_TASK_
Beginning with the line in which "Transcribe the text in this document." appears, transcribe each line word for word until the records end. Do not include pictures.

_ENTRIES_
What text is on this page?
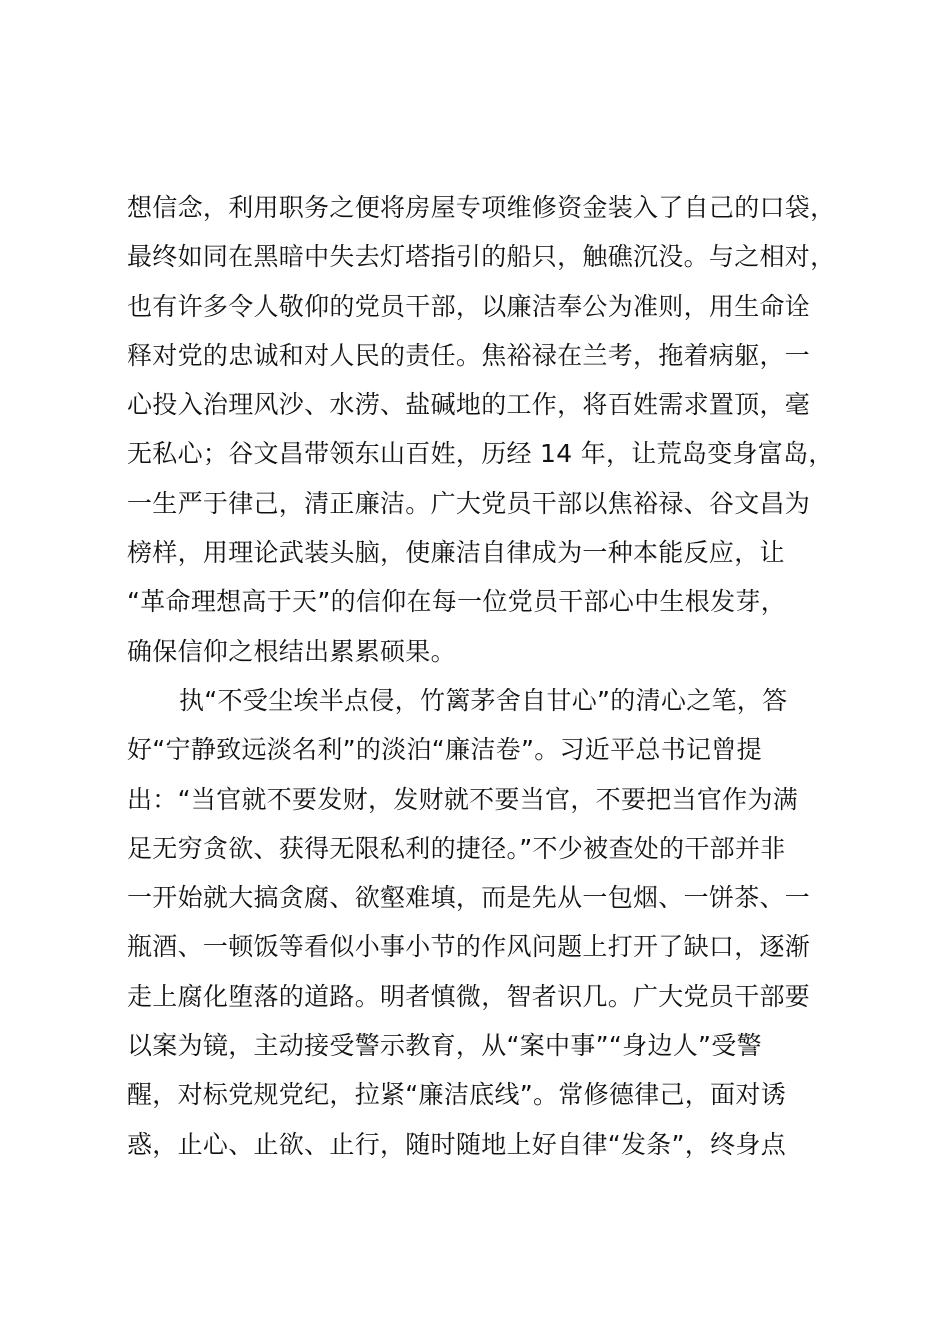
想信念，利用职务之便将房屋专项维修资金装入了自己的口袋，
最终如同在黑暗中失去灯塔指引的船只，触礁沉没。与之相对，
也有许多令人敬仰的党员干部，以廉洁奉公为准则，用生命诠
释对党的忠诚和对人民的责任。焦裕禄在兰考，拖着病躯，一
心投入治理风沙、水涝、盐碱地的工作，将百姓需求置顶，毫
无私心；谷文昌带领东山百姓，历经 14 年，让荒岛变身富岛，
一生严于律己，清正廉洁。广大党员干部以焦裕禄、谷文昌为
榜样，用理论武装头脑，使廉洁自律成为一种本能反应，让
“革命理想高于天”的信仰在每一位党员干部心中生根发芽，
确保信仰之根结出累累硕果。
执“不受尘埃半点侵，竹篱茅舍自甘心”的清心之笔，答
好“宁静致远淡名利”的淡泊“廉洁卷”。习近平总书记曾提
出：“当官就不要发财，发财就不要当官，不要把当官作为满
足无穷贪欲、获得无限私利的捷径。”不少被查处的干部并非
一开始就大搞贪腐、欲壑难填，而是先从一包烟、一饼茶、一
瓶酒、一顿饭等看似小事小节的作风问题上打开了缺口，逐渐
走上腐化堕落的道路。明者慎微，智者识几。广大党员干部要
以案为镜，主动接受警示教育，从“案中事”“身边人”受警
醒，对标党规党纪，拉紧“廉洁底线”。常修德律己，面对诱
惑，止心、止欲、止行，随时随地上好自律“发条”，终身点
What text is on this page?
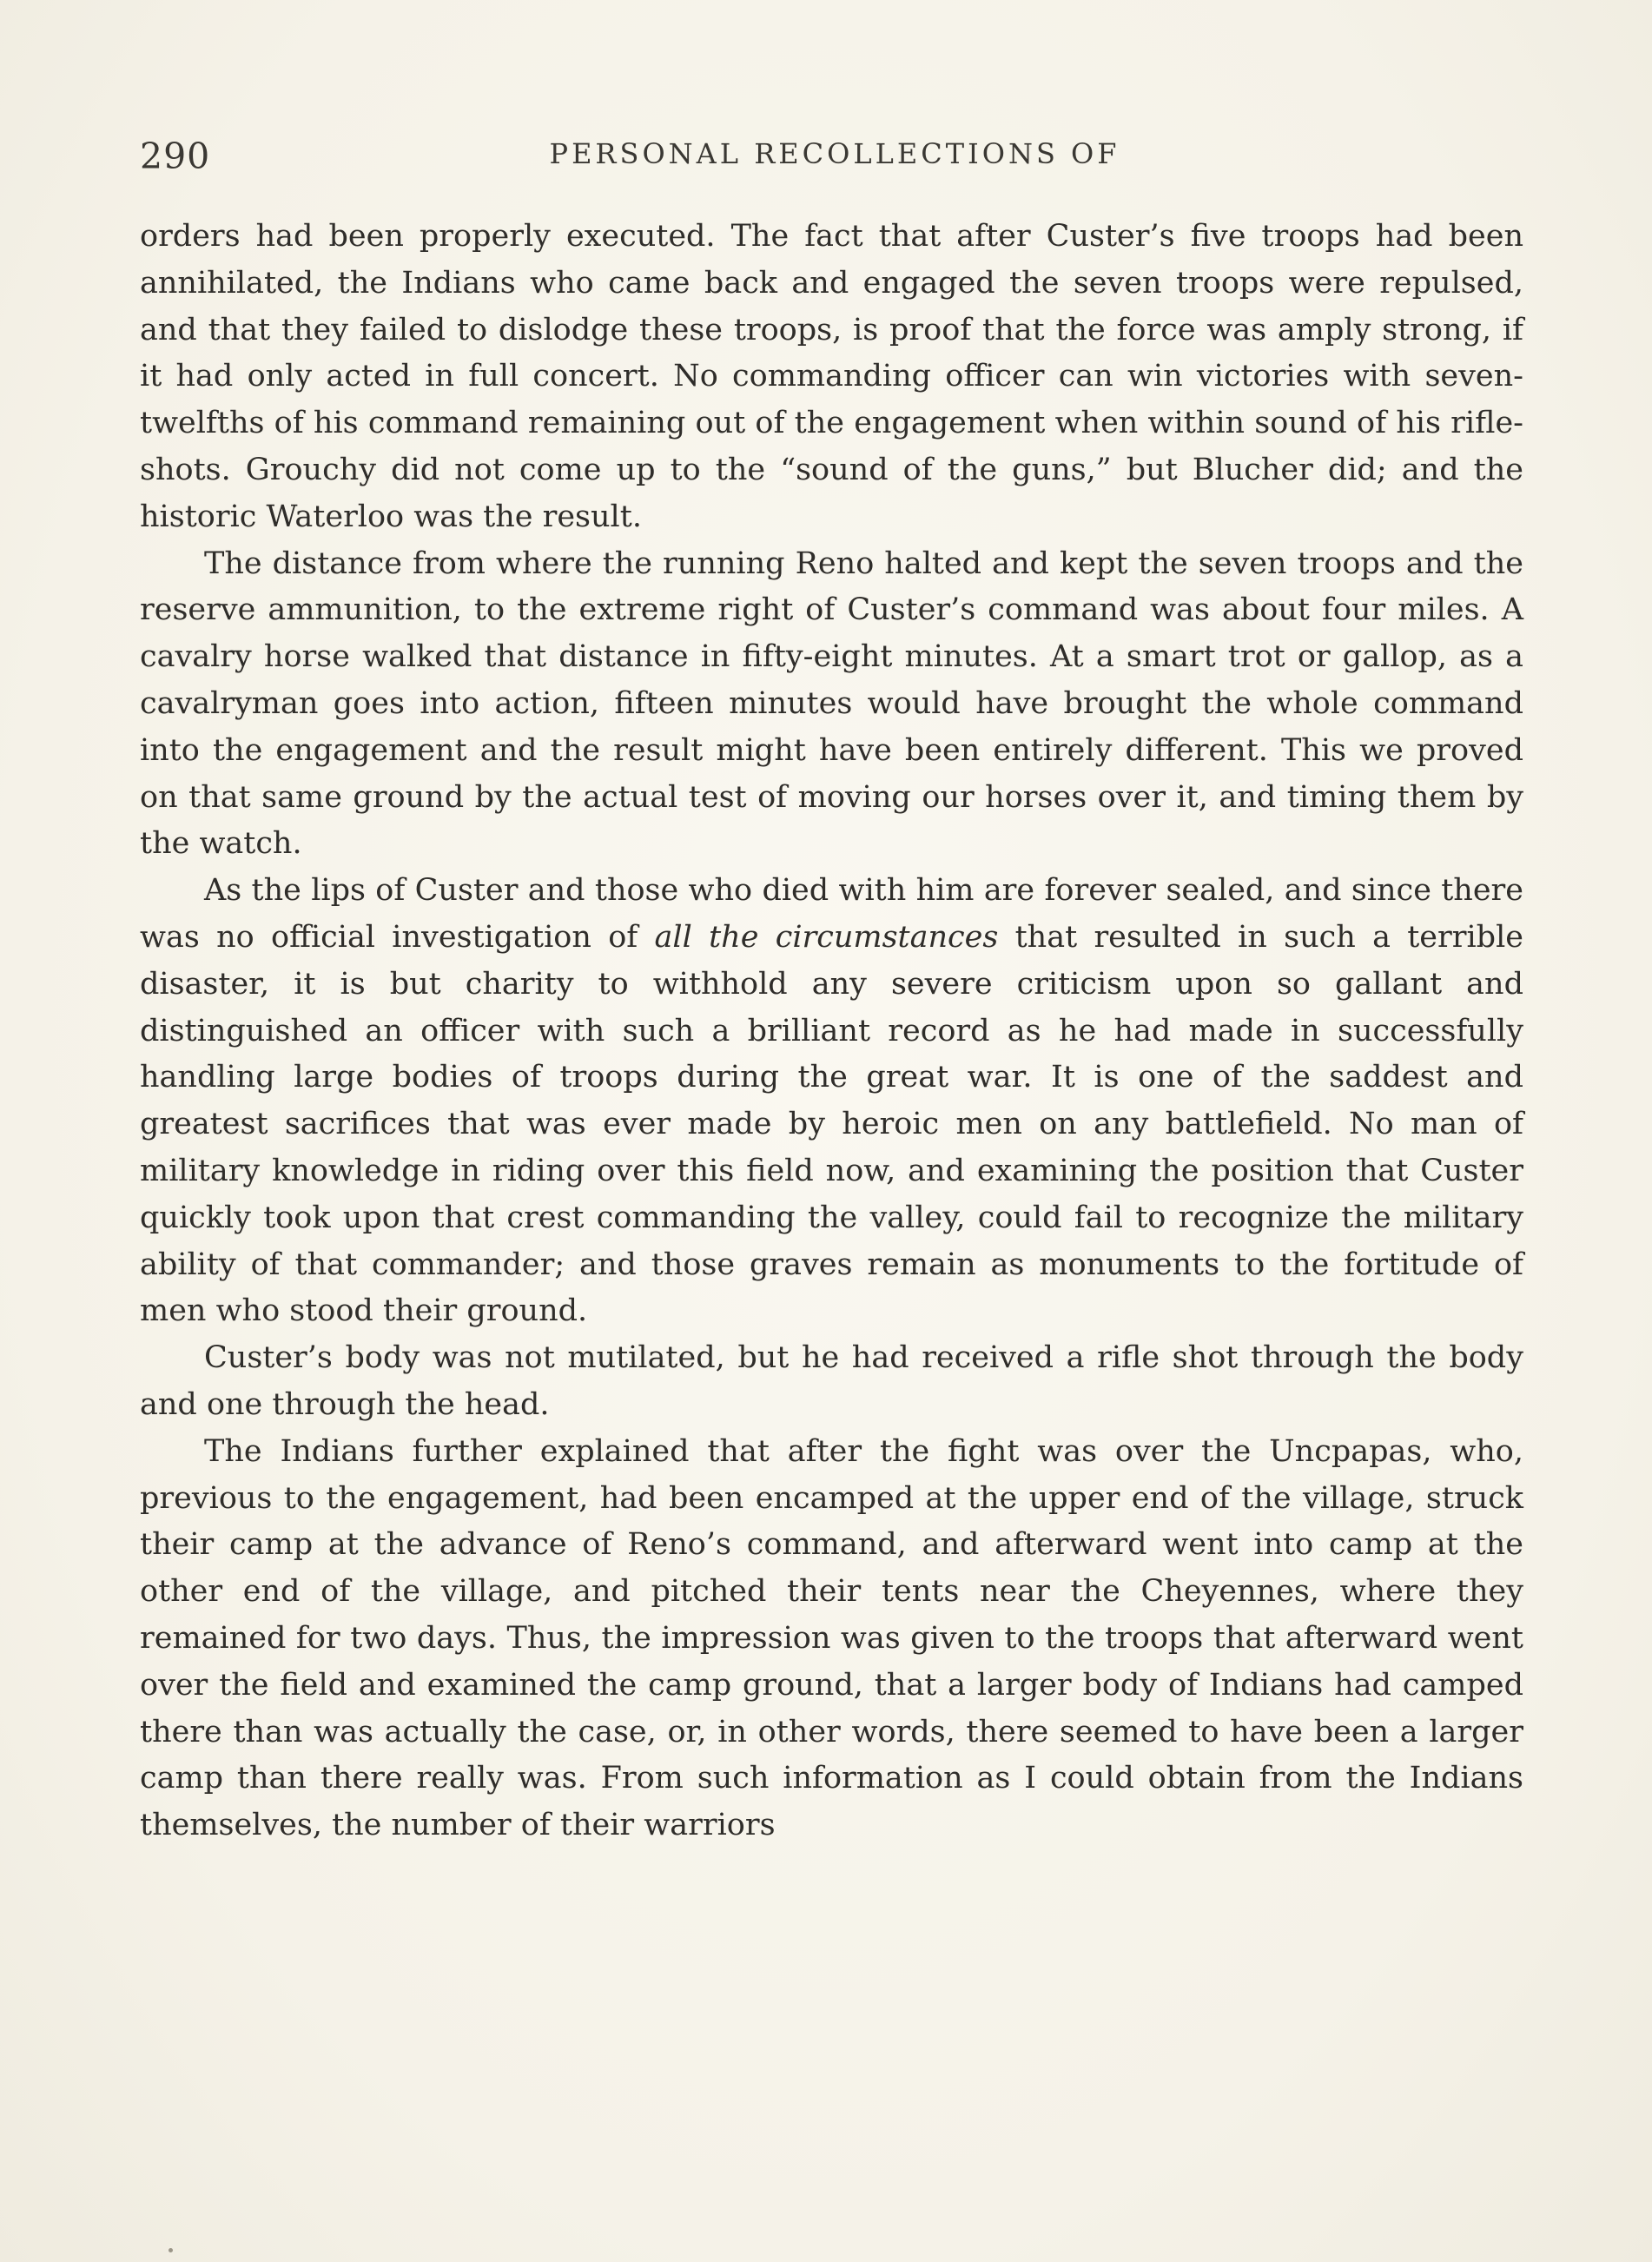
290	PERSONAL RECOLLECTIONS OF

orders had been properly executed. The fact that after Custer’s five troops had been annihilated, the Indians who came back and engaged the seven troops were repulsed, and that they failed to dislodge these troops, is proof that the force was amply strong, if it had only acted in full concert. No commanding officer can win victories with seven-twelfths of his command remaining out of the engagement when within sound of his rifle-shots. Grouchy did not come up to the “sound of the guns,” but Blucher did; and the historic Waterloo was the result.

The distance from where the running Reno halted and kept the seven troops and the reserve ammunition, to the extreme right of Custer’s command was about four miles. A cavalry horse walked that distance in fifty-eight minutes. At a smart trot or gallop, as a cavalryman goes into action, fifteen minutes would have brought the whole command into the engagement and the result might have been entirely different. This we proved on that same ground by the actual test of moving our horses over it, and timing them by the watch.

As the lips of Custer and those who died with him are forever sealed, and since there was no official investigation of all the circumstances that resulted in such a terrible disaster, it is but charity to withhold any severe criticism upon so gallant and distinguished an officer with such a brilliant record as he had made in successfully handling large bodies of troops during the great war. It is one of the saddest and greatest sacrifices that was ever made by heroic men on any battlefield. No man of military knowledge in riding over this field now, and examining the position that Custer quickly took upon that crest commanding the valley, could fail to recognize the military ability of that commander; and those graves remain as monuments to the fortitude of men who stood their ground.

Custer’s body was not mutilated, but he had received a rifle shot through the body and one through the head.

The Indians further explained that after the fight was over the Uncpapas, who, previous to the engagement, had been encamped at the upper end of the village, struck their camp at the advance of Reno’s command, and afterward went into camp at the other end of the village, and pitched their tents near the Cheyennes, where they remained for two days. Thus, the impression was given to the troops that afterward went over the field and examined the camp ground, that a larger body of Indians had camped there than was actually the case, or, in other words, there seemed to have been a larger camp than there really was. From such information as I could obtain from the Indians themselves, the number of their warriors
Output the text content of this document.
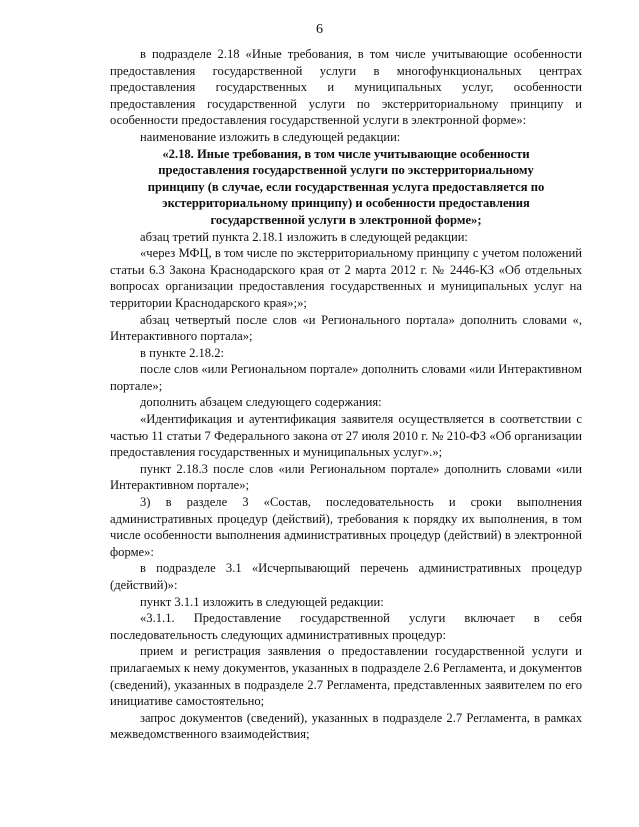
6

в подразделе 2.18 «Иные требования, в том числе учитывающие особенности предоставления государственной услуги в многофункциональных центрах предоставления государственных и муниципальных услуг, особенности предоставления государственной услуги по экстерриториальному принципу и особенности предоставления государственной услуги в электронной форме»:

наименование изложить в следующей редакции:

«2.18. Иные требования, в том числе учитывающие особенности предоставления государственной услуги по экстерриториальному принципу (в случае, если государственная услуга предоставляется по экстерриториальному принципу) и особенности предоставления государственной услуги в электронной форме»;

абзац третий пункта 2.18.1 изложить в следующей редакции:

«через МФЦ, в том числе по экстерриториальному принципу с учетом положений статьи 6.3 Закона Краснодарского края от 2 марта 2012 г. № 2446-КЗ «Об отдельных вопросах организации предоставления государственных и муниципальных услуг на территории Краснодарского края»;»;

абзац четвертый после слов «и Регионального портала» дополнить словами «, Интерактивного портала»;

в пункте 2.18.2:

после слов «или Региональном портале» дополнить словами «или Интерактивном портале»;

дополнить абзацем следующего содержания:

«Идентификация и аутентификация заявителя осуществляется в соответствии с частью 11 статьи 7 Федерального закона от 27 июля 2010 г. № 210-ФЗ «Об организации предоставления государственных и муниципальных услуг».»;

пункт 2.18.3 после слов «или Региональном портале» дополнить словами «или Интерактивном портале»;

3) в разделе 3 «Состав, последовательность и сроки выполнения административных процедур (действий), требования к порядку их выполнения, в том числе особенности выполнения административных процедур (действий) в электронной форме»:

в подразделе 3.1 «Исчерпывающий перечень административных процедур (действий)»:

пункт 3.1.1 изложить в следующей редакции:

«3.1.1. Предоставление государственной услуги включает в себя последовательность следующих административных процедур:

прием и регистрация заявления о предоставлении государственной услуги и прилагаемых к нему документов, указанных в подразделе 2.6 Регламента, и документов (сведений), указанных в подразделе 2.7 Регламента, представленных заявителем по его инициативе самостоятельно;

запрос документов (сведений), указанных в подразделе 2.7 Регламента, в рамках межведомственного взаимодействия;
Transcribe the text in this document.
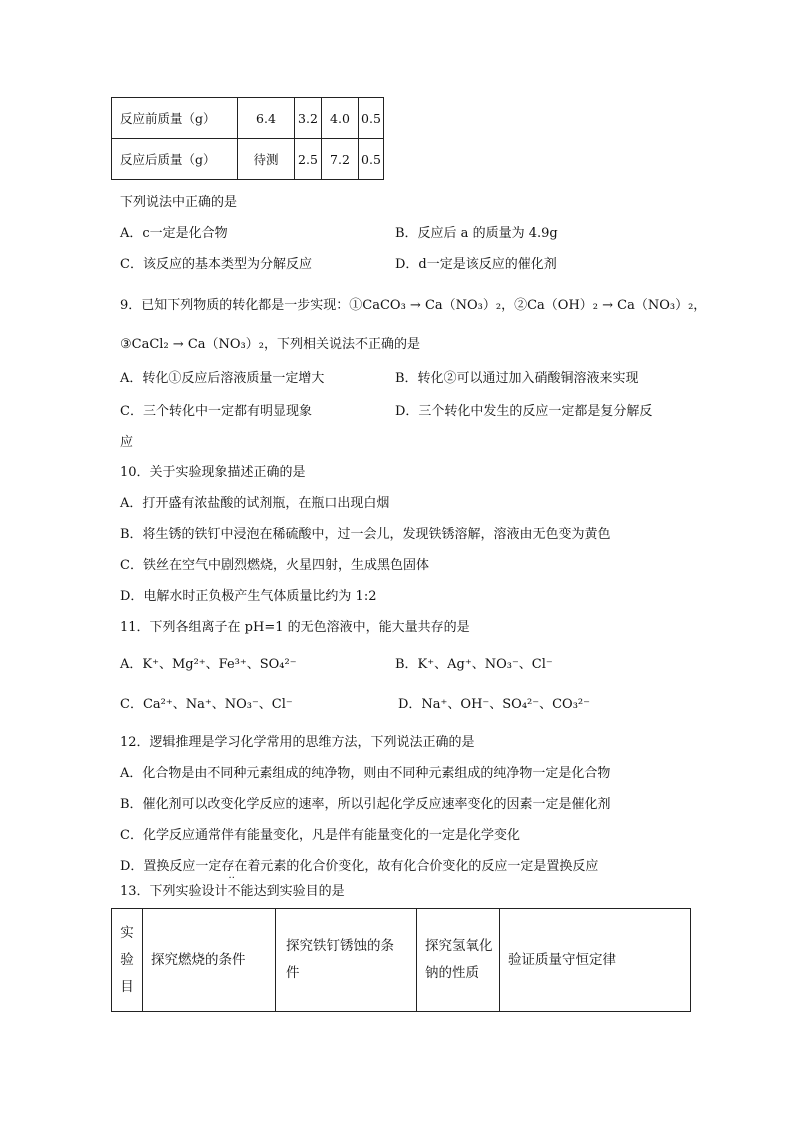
反应前质量（g）	6.4	3.2	4.0	0.5
反应后质量（g）	待测	2.5	7.2	0.5
下列说法中正确的是
A．c一定是化合物	B．反应后 a 的质量为 4.9g
C．该反应的基本类型为分解反应	D．d一定是该反应的催化剂
9．已知下列物质的转化都是一步实现：①CaCO₃ → Ca（NO₃）₂，②Ca（OH）₂ → Ca（NO₃）₂，
③CaCl₂ → Ca（NO₃）₂，下列相关说法不正确的是
A．转化①反应后溶液质量一定增大	B．转化②可以通过加入硝酸铜溶液来实现
C．三个转化中一定都有明显现象	D．三个转化中发生的反应一定都是复分解反
应
10．关于实验现象描述正确的是
A．打开盛有浓盐酸的试剂瓶，在瓶口出现白烟
B．将生锈的铁钉中浸泡在稀硫酸中，过一会儿，发现铁锈溶解，溶液由无色变为黄色
C．铁丝在空气中剧烈燃烧，火星四射，生成黑色固体
D．电解水时正负极产生气体质量比约为 1:2
11．下列各组离子在 pH=1 的无色溶液中，能大量共存的是
A．K⁺、Mg²⁺、Fe³⁺、SO₄²⁻	B．K⁺、Ag⁺、NO₃⁻、Cl⁻
C．Ca²⁺、Na⁺、NO₃⁻、Cl⁻	D．Na⁺、OH⁻、SO₄²⁻、CO₃²⁻
12．逻辑推理是学习化学常用的思维方法，下列说法正确的是
A．化合物是由不同种元素组成的纯净物，则由不同种元素组成的纯净物一定是化合物
B．催化剂可以改变化学反应的速率，所以引起化学反应速率变化的因素一定是催化剂
C．化学反应通常伴有能量变化，凡是伴有能量变化的一定是化学变化
D．置换反应一定存在着元素的化合价变化，故有化合价变化的反应一定是置换反应
13．下列实验设计不能 ··达到实验目的是
实验目	探究燃烧的条件	探究铁钉锈蚀的条件	探究氢氧化钠的性质	验证质量守恒定律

_TASK RESULT_
Transcribe the text in this document.
反应前质量（g）	6.4	3.2	4.0	0.5
反应后质量（g）	待测	2.5	7.2	0.5
下列说法中正确的是
A．c一定是化合物	B．反应后 a 的质量为 4.9g
C．该反应的基本类型为分解反应	D．d一定是该反应的催化剂
9．已知下列物质的转化都是一步实现：①CaCO₃ → Ca（NO₃）₂，②Ca（OH）₂ → Ca（NO₃）₂，
③CaCl₂ → Ca（NO₃）₂，下列相关说法不正确的是
A．转化①反应后溶液质量一定增大	B．转化②可以通过加入硝酸铜溶液来实现
C．三个转化中一定都有明显现象	D．三个转化中发生的反应一定都是复分解反
应
10．关于实验现象描述正确的是
A．打开盛有浓盐酸的试剂瓶，在瓶口出现白烟
B．将生锈的铁钉中浸泡在稀硫酸中，过一会儿，发现铁锈溶解，溶液由无色变为黄色
C．铁丝在空气中剧烈燃烧，火星四射，生成黑色固体
D．电解水时正负极产生气体质量比约为 1:2
11．下列各组离子在 pH=1 的无色溶液中，能大量共存的是
A．K⁺、Mg²⁺、Fe³⁺、SO₄²⁻	B．K⁺、Ag⁺、NO₃⁻、Cl⁻
C．Ca²⁺、Na⁺、NO₃⁻、Cl⁻	D．Na⁺、OH⁻、SO₄²⁻、CO₃²⁻
12．逻辑推理是学习化学常用的思维方法，下列说法正确的是
A．化合物是由不同种元素组成的纯净物，则由不同种元素组成的纯净物一定是化合物
B．催化剂可以改变化学反应的速率，所以引起化学反应速率变化的因素一定是催化剂
C．化学反应通常伴有能量变化，凡是伴有能量变化的一定是化学变化
D．置换反应一定存在着元素的化合价变化，故有化合价变化的反应一定是置换反应
13．下列实验设计不能 ··达到实验目的是
实验目	探究燃烧的条件	探究铁钉锈蚀的条件	探究氢氧化钠的性质	验证质量守恒定律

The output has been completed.